### Problem to work on
Determine the count of lines holding the string "升级期间您将无法领取". Return only the number.

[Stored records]
● ● ● ● ●

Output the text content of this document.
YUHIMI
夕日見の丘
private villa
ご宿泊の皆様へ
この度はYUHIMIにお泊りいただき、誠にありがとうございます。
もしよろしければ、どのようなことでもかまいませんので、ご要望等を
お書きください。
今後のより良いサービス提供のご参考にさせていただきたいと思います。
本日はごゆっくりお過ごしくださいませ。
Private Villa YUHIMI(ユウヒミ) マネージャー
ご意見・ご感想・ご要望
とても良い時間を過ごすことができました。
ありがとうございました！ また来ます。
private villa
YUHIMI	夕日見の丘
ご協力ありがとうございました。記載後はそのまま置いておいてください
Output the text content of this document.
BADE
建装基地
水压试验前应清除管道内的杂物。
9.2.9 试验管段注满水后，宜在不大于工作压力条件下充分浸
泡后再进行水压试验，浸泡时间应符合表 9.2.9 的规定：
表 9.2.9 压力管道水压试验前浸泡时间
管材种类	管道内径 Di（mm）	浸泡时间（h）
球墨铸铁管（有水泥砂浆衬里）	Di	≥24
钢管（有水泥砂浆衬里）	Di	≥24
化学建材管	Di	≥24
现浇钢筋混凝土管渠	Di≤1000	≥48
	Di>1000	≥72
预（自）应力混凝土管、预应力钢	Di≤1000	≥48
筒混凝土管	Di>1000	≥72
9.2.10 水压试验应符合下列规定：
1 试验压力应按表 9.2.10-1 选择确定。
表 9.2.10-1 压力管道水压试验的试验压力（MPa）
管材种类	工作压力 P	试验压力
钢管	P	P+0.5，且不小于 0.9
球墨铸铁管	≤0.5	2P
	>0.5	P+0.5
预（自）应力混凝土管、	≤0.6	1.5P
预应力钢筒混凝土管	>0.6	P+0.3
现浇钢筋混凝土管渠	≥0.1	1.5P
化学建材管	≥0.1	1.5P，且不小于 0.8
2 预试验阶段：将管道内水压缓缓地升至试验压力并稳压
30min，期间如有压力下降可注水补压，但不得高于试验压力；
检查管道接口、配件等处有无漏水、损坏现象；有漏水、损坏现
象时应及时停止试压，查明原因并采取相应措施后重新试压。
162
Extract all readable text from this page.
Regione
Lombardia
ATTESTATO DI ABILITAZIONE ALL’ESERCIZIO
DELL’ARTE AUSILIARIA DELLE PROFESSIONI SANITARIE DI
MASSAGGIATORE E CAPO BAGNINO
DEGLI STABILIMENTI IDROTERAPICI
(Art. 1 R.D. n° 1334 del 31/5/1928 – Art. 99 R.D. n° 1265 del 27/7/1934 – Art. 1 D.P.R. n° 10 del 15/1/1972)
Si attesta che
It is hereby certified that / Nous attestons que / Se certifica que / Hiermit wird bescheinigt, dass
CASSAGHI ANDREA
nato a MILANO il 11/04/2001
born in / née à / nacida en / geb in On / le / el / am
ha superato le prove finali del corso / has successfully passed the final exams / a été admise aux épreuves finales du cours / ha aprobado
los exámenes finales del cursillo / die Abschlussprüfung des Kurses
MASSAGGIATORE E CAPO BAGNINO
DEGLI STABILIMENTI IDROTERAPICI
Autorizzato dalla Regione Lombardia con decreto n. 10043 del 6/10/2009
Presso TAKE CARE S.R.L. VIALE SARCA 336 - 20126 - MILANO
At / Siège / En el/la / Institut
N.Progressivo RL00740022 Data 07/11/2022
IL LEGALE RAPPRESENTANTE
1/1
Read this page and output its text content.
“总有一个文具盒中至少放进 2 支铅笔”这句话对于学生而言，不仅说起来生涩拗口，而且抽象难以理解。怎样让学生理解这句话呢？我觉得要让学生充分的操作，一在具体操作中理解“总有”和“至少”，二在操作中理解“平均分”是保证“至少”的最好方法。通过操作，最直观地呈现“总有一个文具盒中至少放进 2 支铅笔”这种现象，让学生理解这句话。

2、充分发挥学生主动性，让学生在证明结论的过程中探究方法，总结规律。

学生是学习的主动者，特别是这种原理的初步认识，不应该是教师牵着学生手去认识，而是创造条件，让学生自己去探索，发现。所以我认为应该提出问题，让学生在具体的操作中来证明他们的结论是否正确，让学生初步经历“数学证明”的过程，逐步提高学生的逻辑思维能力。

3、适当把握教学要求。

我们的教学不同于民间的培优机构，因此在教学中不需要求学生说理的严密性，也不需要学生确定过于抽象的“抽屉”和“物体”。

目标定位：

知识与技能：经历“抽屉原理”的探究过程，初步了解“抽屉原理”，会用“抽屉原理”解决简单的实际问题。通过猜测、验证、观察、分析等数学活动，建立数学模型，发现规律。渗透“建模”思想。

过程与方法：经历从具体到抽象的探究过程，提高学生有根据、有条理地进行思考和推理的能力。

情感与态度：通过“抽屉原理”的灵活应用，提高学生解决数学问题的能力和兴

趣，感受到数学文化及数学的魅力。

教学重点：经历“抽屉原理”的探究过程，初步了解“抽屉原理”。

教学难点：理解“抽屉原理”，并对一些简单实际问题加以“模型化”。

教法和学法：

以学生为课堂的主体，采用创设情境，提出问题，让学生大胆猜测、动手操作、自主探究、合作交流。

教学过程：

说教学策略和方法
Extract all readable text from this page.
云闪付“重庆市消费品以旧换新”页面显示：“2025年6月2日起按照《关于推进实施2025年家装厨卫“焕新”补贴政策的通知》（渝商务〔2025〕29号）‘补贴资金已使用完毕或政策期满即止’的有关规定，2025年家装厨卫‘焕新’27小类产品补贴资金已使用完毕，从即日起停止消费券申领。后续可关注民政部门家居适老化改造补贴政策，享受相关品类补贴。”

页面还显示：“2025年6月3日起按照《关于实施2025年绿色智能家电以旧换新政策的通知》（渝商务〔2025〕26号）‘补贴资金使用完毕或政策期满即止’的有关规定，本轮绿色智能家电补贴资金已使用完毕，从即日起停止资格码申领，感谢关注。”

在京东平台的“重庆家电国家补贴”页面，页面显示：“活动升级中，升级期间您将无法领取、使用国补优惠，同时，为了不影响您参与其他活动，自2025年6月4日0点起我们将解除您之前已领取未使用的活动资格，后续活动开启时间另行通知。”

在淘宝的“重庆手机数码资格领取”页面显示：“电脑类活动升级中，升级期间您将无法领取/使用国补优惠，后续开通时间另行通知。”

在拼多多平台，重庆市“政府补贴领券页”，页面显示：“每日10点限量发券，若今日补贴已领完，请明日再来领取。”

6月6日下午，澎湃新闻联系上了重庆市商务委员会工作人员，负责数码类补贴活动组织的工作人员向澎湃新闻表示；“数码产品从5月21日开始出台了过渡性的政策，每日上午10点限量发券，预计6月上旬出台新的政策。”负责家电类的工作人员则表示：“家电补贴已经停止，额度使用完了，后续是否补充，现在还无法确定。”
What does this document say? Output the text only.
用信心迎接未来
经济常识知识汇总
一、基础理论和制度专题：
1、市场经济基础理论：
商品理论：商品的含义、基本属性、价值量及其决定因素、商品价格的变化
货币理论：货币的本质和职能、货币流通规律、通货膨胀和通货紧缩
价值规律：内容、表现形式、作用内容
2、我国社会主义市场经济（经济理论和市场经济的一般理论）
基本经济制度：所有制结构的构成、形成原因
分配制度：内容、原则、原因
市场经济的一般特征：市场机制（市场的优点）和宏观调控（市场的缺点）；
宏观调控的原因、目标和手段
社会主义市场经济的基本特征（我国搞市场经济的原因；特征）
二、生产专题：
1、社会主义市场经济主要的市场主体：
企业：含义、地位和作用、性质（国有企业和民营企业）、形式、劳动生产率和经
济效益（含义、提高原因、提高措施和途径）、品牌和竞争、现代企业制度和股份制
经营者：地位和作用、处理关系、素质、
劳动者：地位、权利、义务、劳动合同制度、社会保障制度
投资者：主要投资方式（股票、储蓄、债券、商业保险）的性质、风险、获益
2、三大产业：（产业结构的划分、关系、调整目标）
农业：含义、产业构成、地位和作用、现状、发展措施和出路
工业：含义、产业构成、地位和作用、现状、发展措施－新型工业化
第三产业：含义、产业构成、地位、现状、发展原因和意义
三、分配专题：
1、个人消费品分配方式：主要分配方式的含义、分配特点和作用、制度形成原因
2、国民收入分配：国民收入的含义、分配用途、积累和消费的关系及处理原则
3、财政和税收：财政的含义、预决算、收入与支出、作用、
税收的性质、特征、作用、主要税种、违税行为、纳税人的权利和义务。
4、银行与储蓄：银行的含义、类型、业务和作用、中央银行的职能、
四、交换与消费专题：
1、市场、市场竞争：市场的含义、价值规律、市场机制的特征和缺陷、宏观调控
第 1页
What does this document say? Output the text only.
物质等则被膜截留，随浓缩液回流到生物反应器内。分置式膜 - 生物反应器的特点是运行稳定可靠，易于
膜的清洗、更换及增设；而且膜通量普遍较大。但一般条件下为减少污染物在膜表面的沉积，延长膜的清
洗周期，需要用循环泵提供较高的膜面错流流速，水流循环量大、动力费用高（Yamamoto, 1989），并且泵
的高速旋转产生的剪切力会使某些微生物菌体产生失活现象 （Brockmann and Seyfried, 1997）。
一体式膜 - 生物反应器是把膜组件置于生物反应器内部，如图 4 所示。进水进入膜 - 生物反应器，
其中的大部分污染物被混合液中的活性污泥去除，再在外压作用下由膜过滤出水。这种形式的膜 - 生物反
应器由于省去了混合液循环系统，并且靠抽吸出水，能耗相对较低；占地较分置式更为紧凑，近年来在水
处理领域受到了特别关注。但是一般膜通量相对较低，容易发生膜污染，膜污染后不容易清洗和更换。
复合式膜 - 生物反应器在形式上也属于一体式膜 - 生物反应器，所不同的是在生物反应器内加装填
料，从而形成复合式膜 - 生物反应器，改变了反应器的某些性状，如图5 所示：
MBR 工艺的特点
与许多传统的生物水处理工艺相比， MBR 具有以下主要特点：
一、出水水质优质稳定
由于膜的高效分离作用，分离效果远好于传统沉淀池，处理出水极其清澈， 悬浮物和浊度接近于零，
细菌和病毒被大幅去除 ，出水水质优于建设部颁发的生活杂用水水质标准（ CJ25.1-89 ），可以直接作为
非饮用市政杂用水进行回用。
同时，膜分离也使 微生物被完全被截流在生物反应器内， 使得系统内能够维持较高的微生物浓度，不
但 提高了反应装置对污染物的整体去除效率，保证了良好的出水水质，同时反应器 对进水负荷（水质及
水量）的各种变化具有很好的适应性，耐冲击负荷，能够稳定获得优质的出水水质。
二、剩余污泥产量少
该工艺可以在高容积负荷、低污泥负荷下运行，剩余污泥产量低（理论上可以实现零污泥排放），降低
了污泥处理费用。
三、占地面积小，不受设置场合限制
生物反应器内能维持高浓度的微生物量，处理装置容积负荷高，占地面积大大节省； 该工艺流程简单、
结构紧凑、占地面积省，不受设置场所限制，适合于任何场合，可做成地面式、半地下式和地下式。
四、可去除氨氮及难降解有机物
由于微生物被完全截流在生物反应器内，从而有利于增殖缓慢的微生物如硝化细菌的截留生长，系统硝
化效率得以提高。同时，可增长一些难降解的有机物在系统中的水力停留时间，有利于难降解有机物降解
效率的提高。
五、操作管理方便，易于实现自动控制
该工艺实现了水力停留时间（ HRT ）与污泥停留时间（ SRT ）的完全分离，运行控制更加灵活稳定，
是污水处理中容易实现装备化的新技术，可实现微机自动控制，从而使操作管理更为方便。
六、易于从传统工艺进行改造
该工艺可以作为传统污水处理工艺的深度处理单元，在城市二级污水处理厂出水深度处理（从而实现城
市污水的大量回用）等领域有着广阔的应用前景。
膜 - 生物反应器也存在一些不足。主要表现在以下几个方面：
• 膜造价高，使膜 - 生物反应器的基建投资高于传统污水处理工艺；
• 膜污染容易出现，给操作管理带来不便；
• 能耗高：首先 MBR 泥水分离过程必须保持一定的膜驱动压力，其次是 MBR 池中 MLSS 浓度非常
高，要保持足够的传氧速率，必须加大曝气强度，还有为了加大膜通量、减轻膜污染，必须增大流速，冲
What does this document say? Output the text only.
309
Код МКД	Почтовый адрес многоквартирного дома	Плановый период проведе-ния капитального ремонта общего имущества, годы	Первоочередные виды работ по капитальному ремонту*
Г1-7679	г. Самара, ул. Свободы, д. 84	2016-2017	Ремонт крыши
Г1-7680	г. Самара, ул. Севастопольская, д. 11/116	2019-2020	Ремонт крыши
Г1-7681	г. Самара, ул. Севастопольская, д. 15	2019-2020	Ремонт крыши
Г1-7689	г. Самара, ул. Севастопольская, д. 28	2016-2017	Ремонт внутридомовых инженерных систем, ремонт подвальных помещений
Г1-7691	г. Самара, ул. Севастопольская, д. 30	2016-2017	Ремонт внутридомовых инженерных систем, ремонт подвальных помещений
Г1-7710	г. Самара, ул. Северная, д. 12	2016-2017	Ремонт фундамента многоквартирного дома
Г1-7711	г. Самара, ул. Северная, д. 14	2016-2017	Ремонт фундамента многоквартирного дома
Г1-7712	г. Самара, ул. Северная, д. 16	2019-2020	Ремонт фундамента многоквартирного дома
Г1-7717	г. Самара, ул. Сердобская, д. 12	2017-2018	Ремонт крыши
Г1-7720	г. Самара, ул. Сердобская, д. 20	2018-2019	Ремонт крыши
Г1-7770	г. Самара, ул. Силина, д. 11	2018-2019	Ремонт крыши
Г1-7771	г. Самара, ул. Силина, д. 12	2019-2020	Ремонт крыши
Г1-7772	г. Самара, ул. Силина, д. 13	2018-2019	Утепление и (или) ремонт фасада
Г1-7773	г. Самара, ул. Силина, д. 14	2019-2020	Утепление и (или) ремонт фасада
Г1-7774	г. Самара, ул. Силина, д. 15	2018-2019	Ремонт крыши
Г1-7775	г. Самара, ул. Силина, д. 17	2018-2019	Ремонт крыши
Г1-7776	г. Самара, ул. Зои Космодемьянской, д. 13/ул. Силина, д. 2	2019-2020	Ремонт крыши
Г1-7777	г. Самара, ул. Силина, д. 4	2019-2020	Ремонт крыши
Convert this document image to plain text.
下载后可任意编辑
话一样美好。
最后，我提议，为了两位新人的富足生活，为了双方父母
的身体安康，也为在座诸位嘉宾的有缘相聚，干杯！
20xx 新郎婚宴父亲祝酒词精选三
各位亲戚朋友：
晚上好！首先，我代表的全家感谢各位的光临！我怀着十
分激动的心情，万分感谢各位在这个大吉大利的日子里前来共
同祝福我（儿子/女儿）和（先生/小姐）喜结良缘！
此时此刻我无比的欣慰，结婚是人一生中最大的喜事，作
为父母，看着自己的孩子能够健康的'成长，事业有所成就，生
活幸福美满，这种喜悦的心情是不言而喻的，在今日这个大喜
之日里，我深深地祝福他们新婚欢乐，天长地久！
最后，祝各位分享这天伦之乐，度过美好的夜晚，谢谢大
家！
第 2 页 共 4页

● ● ● ● ●

### Output
2